● Exercise objective
Transcribe all the entries word for word, skipping the pictures.

--- BEGIN ---

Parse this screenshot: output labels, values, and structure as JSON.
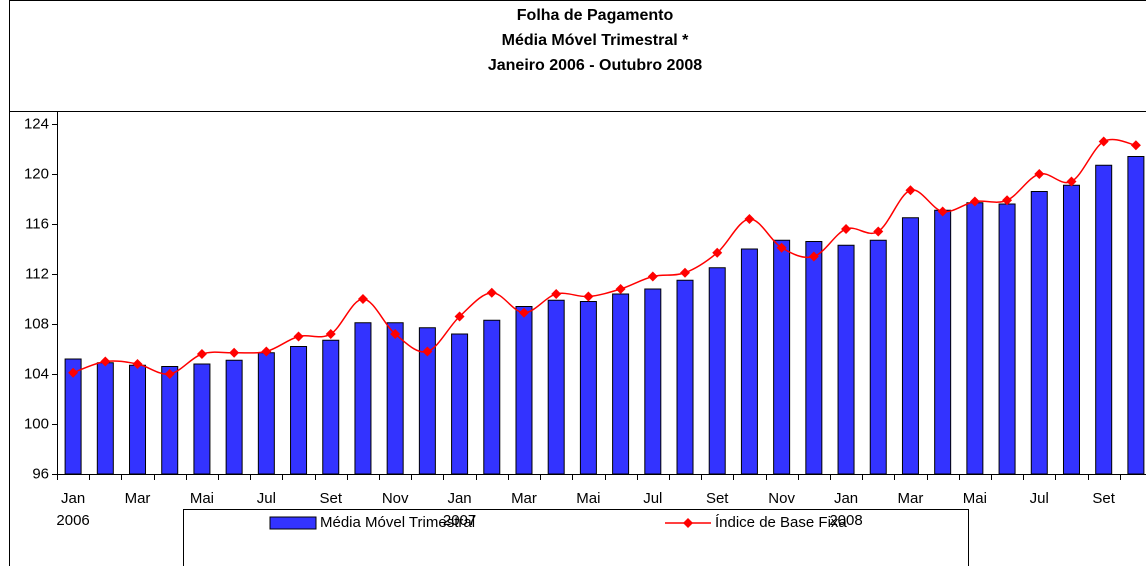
{
  "chart_data": {
    "type": "bar-line",
    "title": [
      "Folha de Pagamento",
      "Média Móvel Trimestral *",
      "Janeiro 2006 - Outubro 2008"
    ],
    "categories": [
      "Jan",
      null,
      "Mar",
      null,
      "Mai",
      null,
      "Jul",
      null,
      "Set",
      null,
      "Nov",
      null,
      "Jan",
      null,
      "Mar",
      null,
      "Mai",
      null,
      "Jul",
      null,
      "Set",
      null,
      "Nov",
      null,
      "Jan",
      null,
      "Mar",
      null,
      "Mai",
      null,
      "Jul",
      null,
      "Set",
      null
    ],
    "years": [
      "2006",
      null,
      null,
      null,
      null,
      null,
      null,
      null,
      null,
      null,
      null,
      null,
      "2007",
      null,
      null,
      null,
      null,
      null,
      null,
      null,
      null,
      null,
      null,
      null,
      "2008",
      null,
      null,
      null,
      null,
      null,
      null,
      null,
      null,
      null
    ],
    "series": [
      {
        "name": "Média Móvel Trimestral",
        "kind": "bar",
        "color": "#3333ff",
        "values": [
          105.2,
          104.9,
          104.7,
          104.6,
          104.8,
          105.1,
          105.7,
          106.2,
          106.7,
          108.1,
          108.1,
          107.7,
          107.2,
          108.3,
          109.4,
          109.9,
          109.8,
          110.4,
          110.8,
          111.5,
          112.5,
          114.0,
          114.7,
          114.6,
          114.3,
          114.7,
          116.5,
          117.1,
          117.7,
          117.6,
          118.6,
          119.1,
          120.7,
          121.4
        ]
      },
      {
        "name": "Índice de Base Fixa",
        "kind": "line",
        "color": "#ff0000",
        "values": [
          104.1,
          105.0,
          104.8,
          104.0,
          105.6,
          105.7,
          105.8,
          107.0,
          107.2,
          110.0,
          107.2,
          105.8,
          108.6,
          110.5,
          108.9,
          110.4,
          110.2,
          110.8,
          111.8,
          112.1,
          113.7,
          116.4,
          114.1,
          113.4,
          115.6,
          115.4,
          118.7,
          117.0,
          117.8,
          117.9,
          120.0,
          119.4,
          122.6,
          122.3
        ]
      }
    ],
    "ylim": [
      96,
      124
    ],
    "yticks": [
      96,
      100,
      104,
      108,
      112,
      116,
      120,
      124
    ]
  }
}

--- END ---

● Finished exercise
Parse this screenshot: output labels, values, and structure as JSON.
{
  "chart_data": {
    "type": "bar-line",
    "title": [
      "Folha de Pagamento",
      "Média Móvel Trimestral *",
      "Janeiro 2006 - Outubro 2008"
    ],
    "categories": [
      "Jan",
      null,
      "Mar",
      null,
      "Mai",
      null,
      "Jul",
      null,
      "Set",
      null,
      "Nov",
      null,
      "Jan",
      null,
      "Mar",
      null,
      "Mai",
      null,
      "Jul",
      null,
      "Set",
      null,
      "Nov",
      null,
      "Jan",
      null,
      "Mar",
      null,
      "Mai",
      null,
      "Jul",
      null,
      "Set",
      null
    ],
    "years": [
      "2006",
      null,
      null,
      null,
      null,
      null,
      null,
      null,
      null,
      null,
      null,
      null,
      "2007",
      null,
      null,
      null,
      null,
      null,
      null,
      null,
      null,
      null,
      null,
      null,
      "2008",
      null,
      null,
      null,
      null,
      null,
      null,
      null,
      null,
      null
    ],
    "series": [
      {
        "name": "Média Móvel Trimestral",
        "kind": "bar",
        "color": "#3333ff",
        "values": [
          105.2,
          104.9,
          104.7,
          104.6,
          104.8,
          105.1,
          105.7,
          106.2,
          106.7,
          108.1,
          108.1,
          107.7,
          107.2,
          108.3,
          109.4,
          109.9,
          109.8,
          110.4,
          110.8,
          111.5,
          112.5,
          114.0,
          114.7,
          114.6,
          114.3,
          114.7,
          116.5,
          117.1,
          117.7,
          117.6,
          118.6,
          119.1,
          120.7,
          121.4
        ]
      },
      {
        "name": "Índice de Base Fixa",
        "kind": "line",
        "color": "#ff0000",
        "values": [
          104.1,
          105.0,
          104.8,
          104.0,
          105.6,
          105.7,
          105.8,
          107.0,
          107.2,
          110.0,
          107.2,
          105.8,
          108.6,
          110.5,
          108.9,
          110.4,
          110.2,
          110.8,
          111.8,
          112.1,
          113.7,
          116.4,
          114.1,
          113.4,
          115.6,
          115.4,
          118.7,
          117.0,
          117.8,
          117.9,
          120.0,
          119.4,
          122.6,
          122.3
        ]
      }
    ],
    "ylim": [
      96,
      124
    ],
    "yticks": [
      96,
      100,
      104,
      108,
      112,
      116,
      120,
      124
    ]
  }
}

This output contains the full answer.